## Start PROVIDED RECORDS

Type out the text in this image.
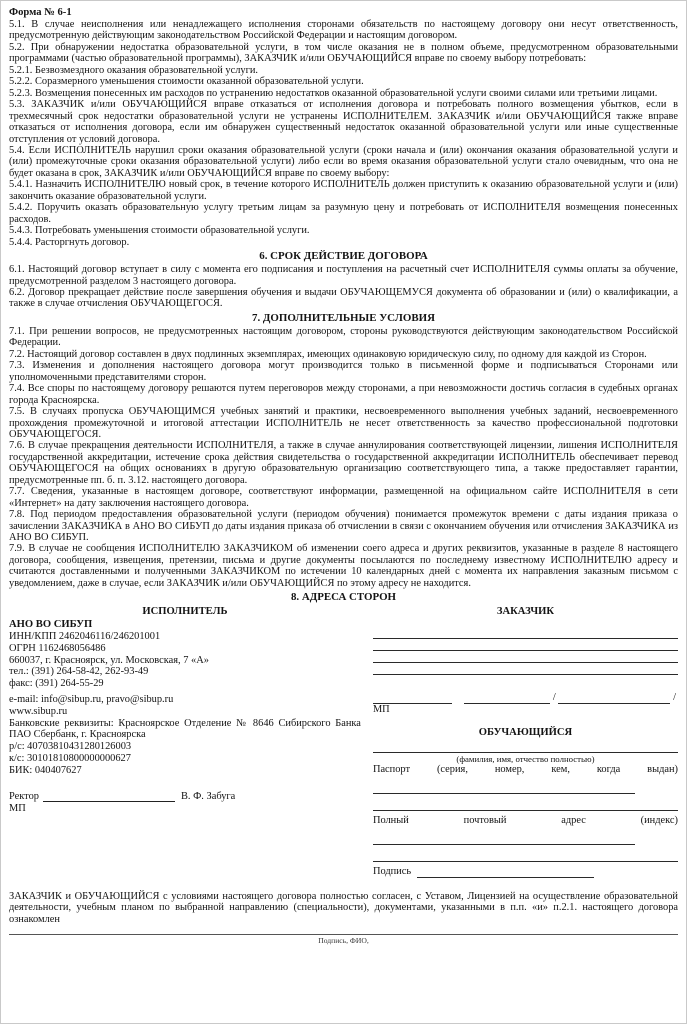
Форма № 6-1
5.1. В случае неисполнения или ненадлежащего исполнения сторонами обязательств по настоящему договору они несут ответственность, предусмотренную действующим законодательством Российской Федерации и настоящим договором.
5.2. При обнаружении недостатка образовательной услуги, в том числе оказания не в полном объеме, предусмотренном образовательными программами (частью образовательной программы), ЗАКАЗЧИК и/или ОБУЧАЮЩИЙСЯ вправе по своему выбору потребовать:
5.2.1. Безвозмездного оказания образовательной услуги.
5.2.2. Соразмерного уменьшения стоимости оказанной образовательной услуги.
5.2.3. Возмещения понесенных им расходов по устранению недостатков оказанной образовательной услуги своими силами или третьими лицами.
5.3. ЗАКАЗЧИК и/или ОБУЧАЮЩИЙСЯ вправе отказаться от исполнения договора и потребовать полного возмещения убытков, если в трехмесячный срок недостатки образовательной услуги не устранены ИСПОЛНИТЕЛЕМ. ЗАКАЗЧИК и/или ОБУЧАЮЩИЙСЯ также вправе отказаться от исполнения договора, если им обнаружен существенный недостаток оказанной образовательной услуги или иные существенные отступления от условий договора.
5.4. Если ИСПОЛНИТЕЛЬ нарушил сроки оказания образовательной услуги (сроки начала и (или) окончания оказания образовательной услуги и (или) промежуточные сроки оказания образовательной услуги) либо если во время оказания образовательной услуги стало очевидным, что она не будет оказана в срок, ЗАКАЗЧИК и/или ОБУЧАЮЩИЙСЯ вправе по своему выбору:
5.4.1. Назначить ИСПОЛНИТЕЛЮ новый срок, в течение которого ИСПОЛНИТЕЛЬ должен приступить к оказанию образовательной услуги и (или) закончить оказание образовательной услуги.
5.4.2. Поручить оказать образовательную услугу третьим лицам за разумную цену и потребовать от ИСПОЛНИТЕЛЯ возмещения понесенных расходов.
5.4.3. Потребовать уменьшения стоимости образовательной услуги.
5.4.4. Расторгнуть договор.
6. СРОК ДЕЙСТВИЕ ДОГОВОРА
6.1. Настоящий договор вступает в силу с момента его подписания и поступления на расчетный счет ИСПОЛНИТЕЛЯ суммы оплаты за обучение, предусмотренной разделом 3 настоящего договора.
6.2. Договор прекращает действие после завершения обучения и выдачи ОБУЧАЮЩЕМУСЯ документа об образовании и (или) о квалификации, а также в случае отчисления ОБУЧАЮЩЕГОСЯ.
7. ДОПОЛНИТЕЛЬНЫЕ УСЛОВИЯ
7.1. При решении вопросов, не предусмотренных настоящим договором, стороны руководствуются действующим законодательством Российской Федерации.
7.2. Настоящий договор составлен в двух подлинных экземплярах, имеющих одинаковую юридическую силу, по одному для каждой из Сторон.
7.3. Изменения и дополнения настоящего договора могут производится только в письменной форме и подписываться Сторонами или уполномоченными представителями сторон.
7.4. Все споры по настоящему договору решаются путем переговоров между сторонами, а при невозможности достичь согласия в судебных органах города Красноярска.
7.5. В случаях пропуска ОБУЧАЮЩИМСЯ учебных занятий и практики, несвоевременного выполнения учебных заданий, несвоевременного прохождения промежуточной и итоговой аттестации ИСПОЛНИТЕЛЬ не несет ответственность за качество профессиональной подготовки ОБУЧАЮЩЕГОСЯ.
7.6. В случае прекращения деятельности ИСПОЛНИТЕЛЯ, а также в случае аннулирования соответствующей лицензии, лишения ИСПОЛНИТЕЛЯ государственной аккредитации, истечение срока действия свидетельства о государственной аккредитации ИСПОЛНИТЕЛЬ обеспечивает перевод ОБУЧАЮЩЕГОСЯ на общих основаниях в другую образовательную организацию соответствующего типа, а также предоставляет гарантии, предусмотренные пп. б. п. 3.12. настоящего договора.
7.7. Сведения, указанные в настоящем договоре, соответствуют информации, размещенной на официальном сайте ИСПОЛНИТЕЛЯ в сети «Интернет» на дату заключения настоящего договора.
7.8. Под периодом предоставления образовательной услуги (периодом обучения) понимается промежуток времени с даты издания приказа о зачислении ЗАКАЗЧИКА в АНО ВО СИБУП до даты издания приказа об отчислении в связи с окончанием обучения или отчисления ЗАКАЗЧИКА из АНО ВО СИБУП.
7.9. В случае не сообщения ИСПОЛНИТЕЛЮ ЗАКАЗЧИКОМ об изменении соего адреса и других реквизитов, указанные в разделе 8 настоящего договора, сообщения, извещения, претензии, письма и другие документы посылаются по последнему известному ИСПОЛНИТЕЛЮ адресу и считаются доставленными и полученными ЗАКАЗЧИКОМ по истечении 10 календарных дней с момента их направления заказным письмом с уведомлением, даже в случае, если ЗАКАЗЧИК и/или ОБУЧАЮЩИЙСЯ по этому адресу не находится.
8. АДРЕСА СТОРОН
ИСПОЛНИТЕЛЬ
АНО ВО СИБУП
ИНН/КПП 2462046116/246201001
ОГРН 1162468056486
660037, г. Красноярск, ул. Московская, 7 «А»
тел.: (391) 264-58-42, 262-93-49
факс: (391) 264-55-29
e-mail: info@sibup.ru, pravo@sibup.ru
www.sibup.ru
Банковские реквизиты: Красноярское Отделение № 8646 Сибирского Банка ПАО Сбербанк, г. Красноярска
р/с: 40703810431280126003
к/с: 30101810800000000627
БИК: 040407627
Ректор	В. Ф. Забуга
МП
ЗАКАЗЧИК
/	/
МП
ОБУЧАЮЩИЙСЯ
(фамилия, имя, отчество полностью)
Паспорт (серия, номер, кем, когда выдан)
Полный почтовый адрес (индекс)
Подпись
ЗАКАЗЧИК и ОБУЧАЮЩИЙСЯ с условиями настоящего договора полностью согласен, с Уставом, Лицензией на осуществление образовательной деятельности, учебным планом по выбранной направлению (специальности), документами, указанными в п.п. «и» п.2.1. настоящего договора ознакомлен
Подпись, ФИО,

## End PROVIDED RECORDS

> _EXERCISE DIRECTIONS_: Transcribe the listing above verbatim. Omit the pictures.

> _EXERCISE OUTPUT_:
Type out the text in this image.
Форма № 6-1
5.1. В случае неисполнения или ненадлежащего исполнения сторонами обязательств по настоящему договору они несут ответственность, предусмотренную действующим законодательством Российской Федерации и настоящим договором.
5.2. При обнаружении недостатка образовательной услуги, в том числе оказания не в полном объеме, предусмотренном образовательными программами (частью образовательной программы), ЗАКАЗЧИК и/или ОБУЧАЮЩИЙСЯ вправе по своему выбору потребовать:
5.2.1. Безвозмездного оказания образовательной услуги.
5.2.2. Соразмерного уменьшения стоимости оказанной образовательной услуги.
5.2.3. Возмещения понесенных им расходов по устранению недостатков оказанной образовательной услуги своими силами или третьими лицами.
5.3. ЗАКАЗЧИК и/или ОБУЧАЮЩИЙСЯ вправе отказаться от исполнения договора и потребовать полного возмещения убытков, если в трехмесячный срок недостатки образовательной услуги не устранены ИСПОЛНИТЕЛЕМ. ЗАКАЗЧИК и/или ОБУЧАЮЩИЙСЯ также вправе отказаться от исполнения договора, если им обнаружен существенный недостаток оказанной образовательной услуги или иные существенные отступления от условий договора.
5.4. Если ИСПОЛНИТЕЛЬ нарушил сроки оказания образовательной услуги (сроки начала и (или) окончания оказания образовательной услуги и (или) промежуточные сроки оказания образовательной услуги) либо если во время оказания образовательной услуги стало очевидным, что она не будет оказана в срок, ЗАКАЗЧИК и/или ОБУЧАЮЩИЙСЯ вправе по своему выбору:
5.4.1. Назначить ИСПОЛНИТЕЛЮ новый срок, в течение которого ИСПОЛНИТЕЛЬ должен приступить к оказанию образовательной услуги и (или) закончить оказание образовательной услуги.
5.4.2. Поручить оказать образовательную услугу третьим лицам за разумную цену и потребовать от ИСПОЛНИТЕЛЯ возмещения понесенных расходов.
5.4.3. Потребовать уменьшения стоимости образовательной услуги.
5.4.4. Расторгнуть договор.
6. СРОК ДЕЙСТВИЕ ДОГОВОРА
6.1. Настоящий договор вступает в силу с момента его подписания и поступления на расчетный счет ИСПОЛНИТЕЛЯ суммы оплаты за обучение, предусмотренной разделом 3 настоящего договора.
6.2. Договор прекращает действие после завершения обучения и выдачи ОБУЧАЮЩЕМУСЯ документа об образовании и (или) о квалификации, а также в случае отчисления ОБУЧАЮЩЕГОСЯ.
7. ДОПОЛНИТЕЛЬНЫЕ УСЛОВИЯ
7.1. При решении вопросов, не предусмотренных настоящим договором, стороны руководствуются действующим законодательством Российской Федерации.
7.2. Настоящий договор составлен в двух подлинных экземплярах, имеющих одинаковую юридическую силу, по одному для каждой из Сторон.
7.3. Изменения и дополнения настоящего договора могут производится только в письменной форме и подписываться Сторонами или уполномоченными представителями сторон.
7.4. Все споры по настоящему договору решаются путем переговоров между сторонами, а при невозможности достичь согласия в судебных органах города Красноярска.
7.5. В случаях пропуска ОБУЧАЮЩИМСЯ учебных занятий и практики, несвоевременного выполнения учебных заданий, несвоевременного прохождения промежуточной и итоговой аттестации ИСПОЛНИТЕЛЬ не несет ответственность за качество профессиональной подготовки ОБУЧАЮЩЕГОСЯ.
7.6. В случае прекращения деятельности ИСПОЛНИТЕЛЯ, а также в случае аннулирования соответствующей лицензии, лишения ИСПОЛНИТЕЛЯ государственной аккредитации, истечение срока действия свидетельства о государственной аккредитации ИСПОЛНИТЕЛЬ обеспечивает перевод ОБУЧАЮЩЕГОСЯ на общих основаниях в другую образовательную организацию соответствующего типа, а также предоставляет гарантии, предусмотренные пп. б. п. 3.12. настоящего договора.
7.7. Сведения, указанные в настоящем договоре, соответствуют информации, размещенной на официальном сайте ИСПОЛНИТЕЛЯ в сети «Интернет» на дату заключения настоящего договора.
7.8. Под периодом предоставления образовательной услуги (периодом обучения) понимается промежуток времени с даты издания приказа о зачислении ЗАКАЗЧИКА в АНО ВО СИБУП до даты издания приказа об отчислении в связи с окончанием обучения или отчисления ЗАКАЗЧИКА из АНО ВО СИБУП.
7.9. В случае не сообщения ИСПОЛНИТЕЛЮ ЗАКАЗЧИКОМ об изменении соего адреса и других реквизитов, указанные в разделе 8 настоящего договора, сообщения, извещения, претензии, письма и другие документы посылаются по последнему известному ИСПОЛНИТЕЛЮ адресу и считаются доставленными и полученными ЗАКАЗЧИКОМ по истечении 10 календарных дней с момента их направления заказным письмом с уведомлением, даже в случае, если ЗАКАЗЧИК и/или ОБУЧАЮЩИЙСЯ по этому адресу не находится.
8. АДРЕСА СТОРОН
ИСПОЛНИТЕЛЬ
АНО ВО СИБУП
ИНН/КПП 2462046116/246201001
ОГРН 1162468056486
660037, г. Красноярск, ул. Московская, 7 «А»
тел.: (391) 264-58-42, 262-93-49
факс: (391) 264-55-29
e-mail: info@sibup.ru, pravo@sibup.ru
www.sibup.ru
Банковские реквизиты: Красноярское Отделение № 8646 Сибирского Банка ПАО Сбербанк, г. Красноярска
р/с: 40703810431280126003
к/с: 30101810800000000627
БИК: 040407627
Ректор	В. Ф. Забуга
МП
ЗАКАЗЧИК
/	/
МП
ОБУЧАЮЩИЙСЯ
(фамилия, имя, отчество полностью)
Паспорт (серия, номер, кем, когда выдан)
Полный почтовый адрес (индекс)
Подпись
ЗАКАЗЧИК и ОБУЧАЮЩИЙСЯ с условиями настоящего договора полностью согласен, с Уставом, Лицензией на осуществление образовательной деятельности, учебным планом по выбранной направлению (специальности), документами, указанными в п.п. «и» п.2.1. настоящего договора ознакомлен
Подпись, ФИО,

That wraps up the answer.